* [Exercise]: Make an exact copy of the listing below.

* [Stored data]:

******

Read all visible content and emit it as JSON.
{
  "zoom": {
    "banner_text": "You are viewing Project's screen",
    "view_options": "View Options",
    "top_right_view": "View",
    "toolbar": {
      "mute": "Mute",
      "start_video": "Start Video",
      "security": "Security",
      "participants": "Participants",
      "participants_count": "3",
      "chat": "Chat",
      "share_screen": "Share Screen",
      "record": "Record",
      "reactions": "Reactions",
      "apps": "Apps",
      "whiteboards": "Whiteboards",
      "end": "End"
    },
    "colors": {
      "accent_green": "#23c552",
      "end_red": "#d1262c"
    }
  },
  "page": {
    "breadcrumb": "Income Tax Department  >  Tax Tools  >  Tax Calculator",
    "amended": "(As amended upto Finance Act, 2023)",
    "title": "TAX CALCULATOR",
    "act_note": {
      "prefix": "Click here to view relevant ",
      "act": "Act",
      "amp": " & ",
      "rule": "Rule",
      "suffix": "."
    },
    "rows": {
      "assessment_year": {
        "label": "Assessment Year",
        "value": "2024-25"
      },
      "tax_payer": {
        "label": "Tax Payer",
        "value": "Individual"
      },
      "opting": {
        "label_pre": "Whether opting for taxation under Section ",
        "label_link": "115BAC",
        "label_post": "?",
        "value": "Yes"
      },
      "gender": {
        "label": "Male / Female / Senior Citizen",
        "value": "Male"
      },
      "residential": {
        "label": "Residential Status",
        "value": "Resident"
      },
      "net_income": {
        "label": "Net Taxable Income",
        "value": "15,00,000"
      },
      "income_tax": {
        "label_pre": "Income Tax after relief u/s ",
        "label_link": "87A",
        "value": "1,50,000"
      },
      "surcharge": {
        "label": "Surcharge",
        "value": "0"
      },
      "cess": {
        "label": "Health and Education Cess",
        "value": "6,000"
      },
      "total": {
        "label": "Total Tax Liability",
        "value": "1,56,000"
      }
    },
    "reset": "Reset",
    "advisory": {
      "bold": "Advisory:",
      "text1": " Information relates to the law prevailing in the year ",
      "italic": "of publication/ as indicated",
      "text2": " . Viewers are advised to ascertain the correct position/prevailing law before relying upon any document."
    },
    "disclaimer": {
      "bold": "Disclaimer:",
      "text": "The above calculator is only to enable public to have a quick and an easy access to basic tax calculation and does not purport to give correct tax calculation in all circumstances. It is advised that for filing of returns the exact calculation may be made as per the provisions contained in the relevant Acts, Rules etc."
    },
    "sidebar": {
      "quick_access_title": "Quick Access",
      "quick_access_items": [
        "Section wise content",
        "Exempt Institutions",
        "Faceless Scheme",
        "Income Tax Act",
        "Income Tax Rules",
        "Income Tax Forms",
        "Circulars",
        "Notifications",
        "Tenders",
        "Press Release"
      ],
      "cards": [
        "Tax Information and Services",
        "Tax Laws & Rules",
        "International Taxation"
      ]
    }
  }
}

******

* [Task answer]:
Read all visible content and emit it as JSON.
{
  "zoom": {
    "banner_text": "You are viewing Project's screen",
    "view_options": "View Options",
    "top_right_view": "View",
    "toolbar": {
      "mute": "Mute",
      "start_video": "Start Video",
      "security": "Security",
      "participants": "Participants",
      "participants_count": "3",
      "chat": "Chat",
      "share_screen": "Share Screen",
      "record": "Record",
      "reactions": "Reactions",
      "apps": "Apps",
      "whiteboards": "Whiteboards",
      "end": "End"
    },
    "colors": {
      "accent_green": "#23c552",
      "end_red": "#d1262c"
    }
  },
  "page": {
    "breadcrumb": "Income Tax Department  >  Tax Tools  >  Tax Calculator",
    "amended": "(As amended upto Finance Act, 2023)",
    "title": "TAX CALCULATOR",
    "act_note": {
      "prefix": "Click here to view relevant ",
      "act": "Act",
      "amp": " & ",
      "rule": "Rule",
      "suffix": "."
    },
    "rows": {
      "assessment_year": {
        "label": "Assessment Year",
        "value": "2024-25"
      },
      "tax_payer": {
        "label": "Tax Payer",
        "value": "Individual"
      },
      "opting": {
        "label_pre": "Whether opting for taxation under Section ",
        "label_link": "115BAC",
        "label_post": "?",
        "value": "Yes"
      },
      "gender": {
        "label": "Male / Female / Senior Citizen",
        "value": "Male"
      },
      "residential": {
        "label": "Residential Status",
        "value": "Resident"
      },
      "net_income": {
        "label": "Net Taxable Income",
        "value": "15,00,000"
      },
      "income_tax": {
        "label_pre": "Income Tax after relief u/s ",
        "label_link": "87A",
        "value": "1,50,000"
      },
      "surcharge": {
        "label": "Surcharge",
        "value": "0"
      },
      "cess": {
        "label": "Health and Education Cess",
        "value": "6,000"
      },
      "total": {
        "label": "Total Tax Liability",
        "value": "1,56,000"
      }
    },
    "reset": "Reset",
    "advisory": {
      "bold": "Advisory:",
      "text1": " Information relates to the law prevailing in the year ",
      "italic": "of publication/ as indicated",
      "text2": " . Viewers are advised to ascertain the correct position/prevailing law before relying upon any document."
    },
    "disclaimer": {
      "bold": "Disclaimer:",
      "text": "The above calculator is only to enable public to have a quick and an easy access to basic tax calculation and does not purport to give correct tax calculation in all circumstances. It is advised that for filing of returns the exact calculation may be made as per the provisions contained in the relevant Acts, Rules etc."
    },
    "sidebar": {
      "quick_access_title": "Quick Access",
      "quick_access_items": [
        "Section wise content",
        "Exempt Institutions",
        "Faceless Scheme",
        "Income Tax Act",
        "Income Tax Rules",
        "Income Tax Forms",
        "Circulars",
        "Notifications",
        "Tenders",
        "Press Release"
      ],
      "cards": [
        "Tax Information and Services",
        "Tax Laws & Rules",
        "International Taxation"
      ]
    }
  }
}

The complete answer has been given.